(Data entries)
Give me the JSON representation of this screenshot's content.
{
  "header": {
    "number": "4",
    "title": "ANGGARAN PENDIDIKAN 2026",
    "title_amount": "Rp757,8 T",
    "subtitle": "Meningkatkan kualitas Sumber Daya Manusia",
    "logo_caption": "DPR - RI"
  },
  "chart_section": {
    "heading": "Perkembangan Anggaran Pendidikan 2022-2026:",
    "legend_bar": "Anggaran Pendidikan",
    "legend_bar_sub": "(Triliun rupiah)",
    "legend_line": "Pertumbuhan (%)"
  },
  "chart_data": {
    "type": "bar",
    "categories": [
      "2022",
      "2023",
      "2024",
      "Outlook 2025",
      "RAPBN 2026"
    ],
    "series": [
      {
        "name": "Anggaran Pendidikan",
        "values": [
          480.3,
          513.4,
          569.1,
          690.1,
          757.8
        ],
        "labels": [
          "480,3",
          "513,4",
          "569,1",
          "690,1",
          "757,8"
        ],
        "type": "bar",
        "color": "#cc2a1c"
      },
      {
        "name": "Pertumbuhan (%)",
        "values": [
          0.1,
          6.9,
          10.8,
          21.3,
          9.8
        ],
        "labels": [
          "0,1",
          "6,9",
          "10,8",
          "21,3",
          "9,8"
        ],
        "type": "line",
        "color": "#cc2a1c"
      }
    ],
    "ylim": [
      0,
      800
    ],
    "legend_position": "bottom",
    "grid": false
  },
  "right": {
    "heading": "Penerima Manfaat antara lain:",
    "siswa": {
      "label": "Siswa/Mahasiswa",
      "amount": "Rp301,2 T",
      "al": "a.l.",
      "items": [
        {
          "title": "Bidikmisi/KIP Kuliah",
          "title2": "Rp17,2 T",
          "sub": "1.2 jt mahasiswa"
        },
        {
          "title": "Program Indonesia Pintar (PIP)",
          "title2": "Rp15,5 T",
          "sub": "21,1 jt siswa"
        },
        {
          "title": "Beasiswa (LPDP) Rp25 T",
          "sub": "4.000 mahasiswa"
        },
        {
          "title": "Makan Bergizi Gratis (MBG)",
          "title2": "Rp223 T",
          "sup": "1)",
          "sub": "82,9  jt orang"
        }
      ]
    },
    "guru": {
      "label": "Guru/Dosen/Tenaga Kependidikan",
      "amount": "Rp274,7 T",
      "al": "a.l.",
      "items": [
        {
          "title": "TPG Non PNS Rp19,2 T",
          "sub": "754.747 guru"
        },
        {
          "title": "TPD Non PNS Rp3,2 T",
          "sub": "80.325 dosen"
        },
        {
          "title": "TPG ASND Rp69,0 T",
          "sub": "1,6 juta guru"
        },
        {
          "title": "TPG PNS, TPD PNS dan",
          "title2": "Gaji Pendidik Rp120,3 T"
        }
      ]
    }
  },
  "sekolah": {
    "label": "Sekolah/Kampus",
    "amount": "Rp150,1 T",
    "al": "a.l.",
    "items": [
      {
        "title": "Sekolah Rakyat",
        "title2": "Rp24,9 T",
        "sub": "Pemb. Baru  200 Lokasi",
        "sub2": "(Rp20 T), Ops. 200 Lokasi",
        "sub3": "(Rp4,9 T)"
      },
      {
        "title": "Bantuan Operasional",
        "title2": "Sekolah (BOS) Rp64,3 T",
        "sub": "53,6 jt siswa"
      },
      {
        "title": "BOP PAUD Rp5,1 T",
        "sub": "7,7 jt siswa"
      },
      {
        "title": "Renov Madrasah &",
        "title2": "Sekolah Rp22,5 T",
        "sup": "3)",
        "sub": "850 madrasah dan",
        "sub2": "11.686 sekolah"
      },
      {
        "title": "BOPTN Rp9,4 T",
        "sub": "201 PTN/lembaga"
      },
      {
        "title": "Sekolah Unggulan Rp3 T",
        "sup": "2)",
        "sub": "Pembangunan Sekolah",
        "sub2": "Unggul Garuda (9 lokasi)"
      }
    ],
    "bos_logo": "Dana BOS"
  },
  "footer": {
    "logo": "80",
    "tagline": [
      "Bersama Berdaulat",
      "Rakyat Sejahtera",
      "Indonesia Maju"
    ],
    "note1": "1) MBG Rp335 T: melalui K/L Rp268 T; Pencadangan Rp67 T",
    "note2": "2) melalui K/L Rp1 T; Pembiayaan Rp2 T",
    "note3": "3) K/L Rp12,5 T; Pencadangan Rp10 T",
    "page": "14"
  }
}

The task: Search the lines above for the string "melalui", then show every one that has it.

Result of this exercise:
    "note1": "1) MBG Rp335 T: melalui K/L Rp268 T; Pencadangan Rp67 T",
    "note2": "2) melalui K/L Rp1 T; Pembiayaan Rp2 T",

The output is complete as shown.